[Stored data entries]

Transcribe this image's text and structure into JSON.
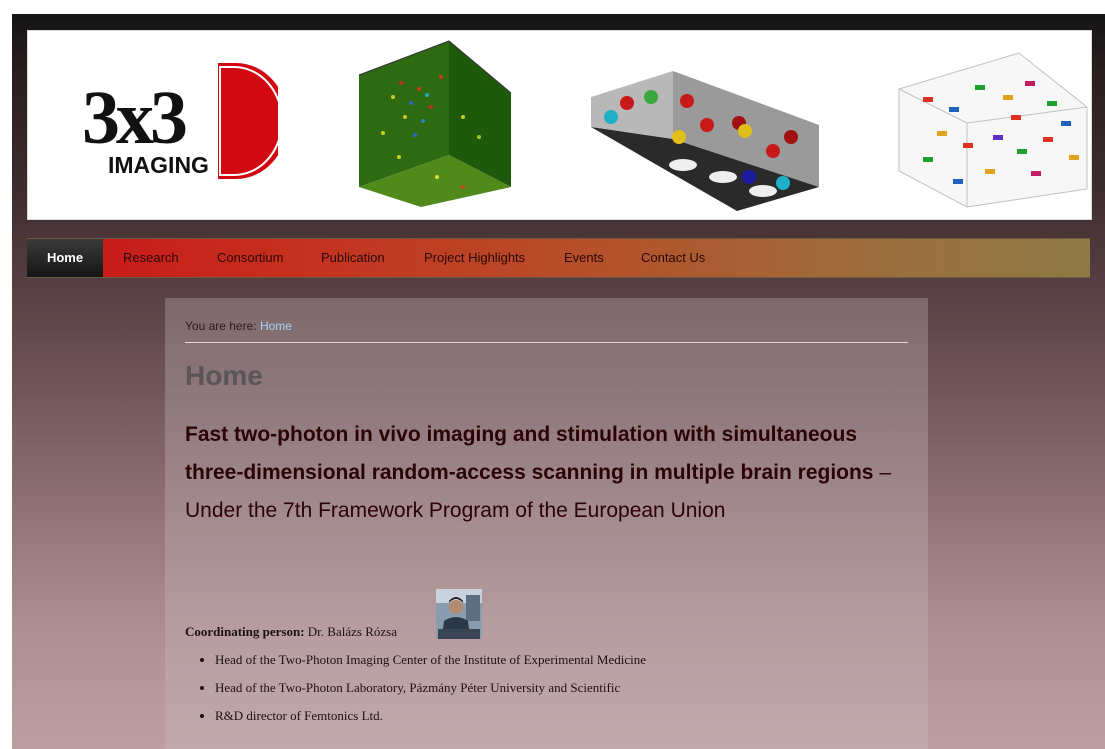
{
  "header": {
    "logo": {
      "big_text": "3x3",
      "sub_text": "IMAGING",
      "accent_color": "#d00a10"
    },
    "banner_images": [
      "brain-volume-image",
      "scanning-spheres-image",
      "neuron-tracks-image"
    ]
  },
  "nav": {
    "items": [
      {
        "label": "Home",
        "active": true
      },
      {
        "label": "Research"
      },
      {
        "label": "Consortium"
      },
      {
        "label": "Publication"
      },
      {
        "label": "Project Highlights"
      },
      {
        "label": "Events"
      },
      {
        "label": "Contact Us"
      }
    ]
  },
  "breadcrumb": {
    "prefix": "You are here:",
    "current": "Home"
  },
  "main": {
    "title": "Home",
    "lead_bold": "Fast two-photon in vivo imaging and stimulation with simultaneous three-dimensional random-access scanning in multiple brain regions",
    "lead_rest": " – Under the 7th Framework Program of the European Union",
    "coordinator": {
      "label": "Coordinating person:",
      "name": "Dr. Balázs Rózsa"
    },
    "roles": [
      "Head of the Two-Photon Imaging Center of the Institute of Experimental Medicine",
      "Head of the Two-Photon Laboratory, Pázmány Péter University and Scientific",
      "R&D director of Femtonics Ltd."
    ]
  },
  "colors": {
    "nav_start": "#c8141a",
    "nav_end": "#8e7a46",
    "link": "#a9d4f5",
    "lead_text": "#2c0204"
  }
}
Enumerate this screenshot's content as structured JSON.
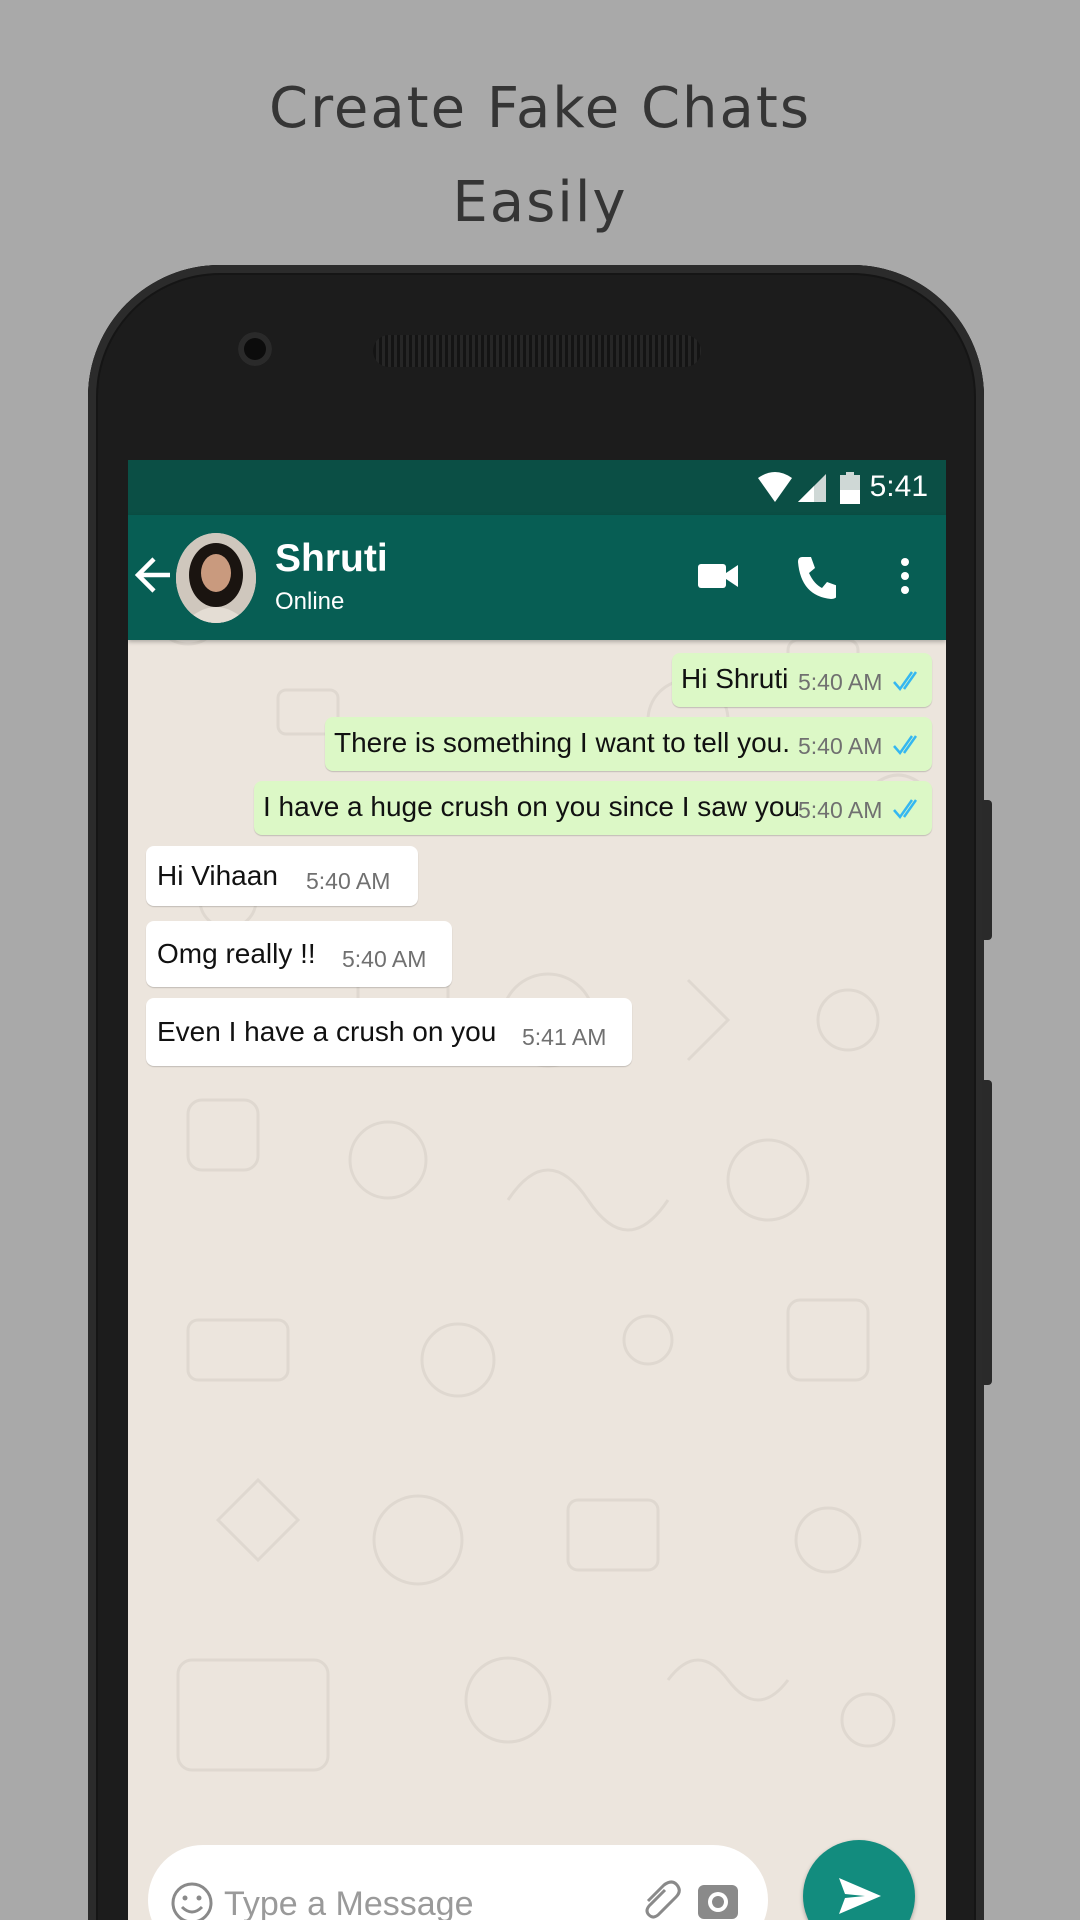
{
  "promo": {
    "line1": "Create Fake Chats",
    "line2": "Easily"
  },
  "status_bar": {
    "time": "5:41",
    "icons": [
      "wifi-icon",
      "signal-icon",
      "battery-icon"
    ]
  },
  "header": {
    "contact_name": "Shruti",
    "presence": "Online",
    "actions": [
      "back-arrow-icon",
      "video-call-icon",
      "phone-icon",
      "more-vert-icon"
    ]
  },
  "messages": [
    {
      "direction": "outgoing",
      "text": "Hi Shruti",
      "time": "5:40 AM",
      "status": "read"
    },
    {
      "direction": "outgoing",
      "text": "There is something I want to tell you.",
      "time": "5:40 AM",
      "status": "read"
    },
    {
      "direction": "outgoing",
      "text": "I have a huge crush on you since I saw you",
      "time": "5:40 AM",
      "status": "read"
    },
    {
      "direction": "incoming",
      "text": "Hi Vihaan",
      "time": "5:40 AM"
    },
    {
      "direction": "incoming",
      "text": "Omg really !!",
      "time": "5:40 AM"
    },
    {
      "direction": "incoming",
      "text": "Even I have a crush on you",
      "time": "5:41 AM"
    }
  ],
  "composer": {
    "placeholder": "Type a Message",
    "icons": [
      "emoji-icon",
      "attach-icon",
      "camera-icon",
      "send-icon"
    ]
  },
  "colors": {
    "toolbar": "#075e54",
    "status_bar": "#0b4f45",
    "outgoing": "#dcf8c6",
    "incoming": "#ffffff",
    "read_tick": "#34b7f1",
    "chat_bg": "#ece5dd",
    "fab": "#128c7e"
  }
}
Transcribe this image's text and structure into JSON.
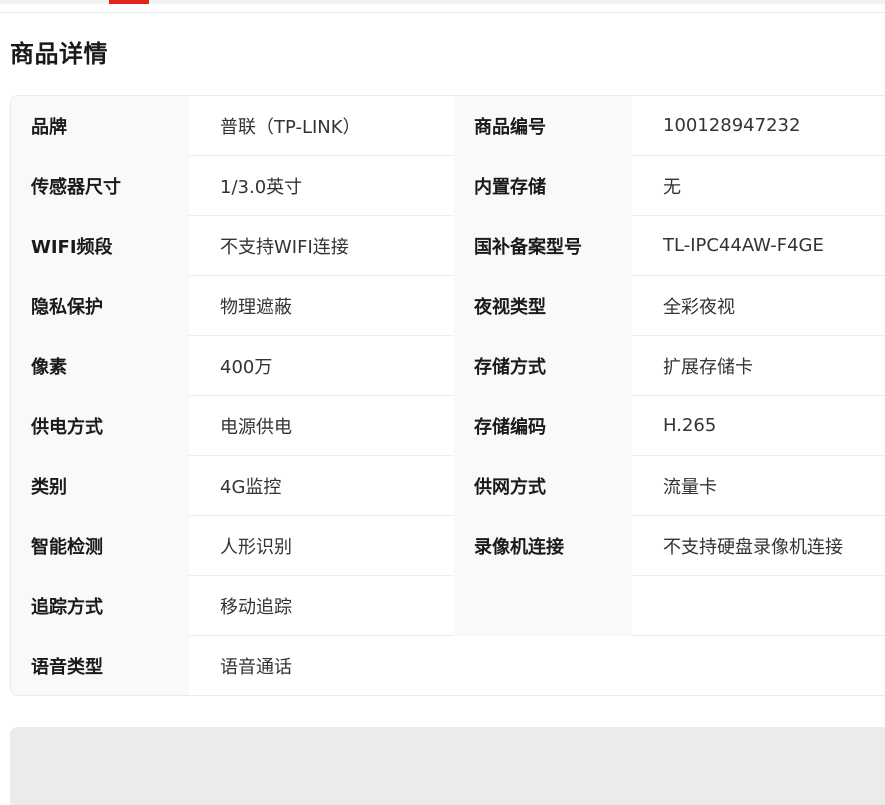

## Given problem
Whichever lines contain the string "scanning", select and copy them.

## In response
      "scanning-spheres-image",
    "lead_bold": "Fast two-photon in vivo imaging and stimulation with simultaneous three-dimensional random-access scanning in multiple brain regions",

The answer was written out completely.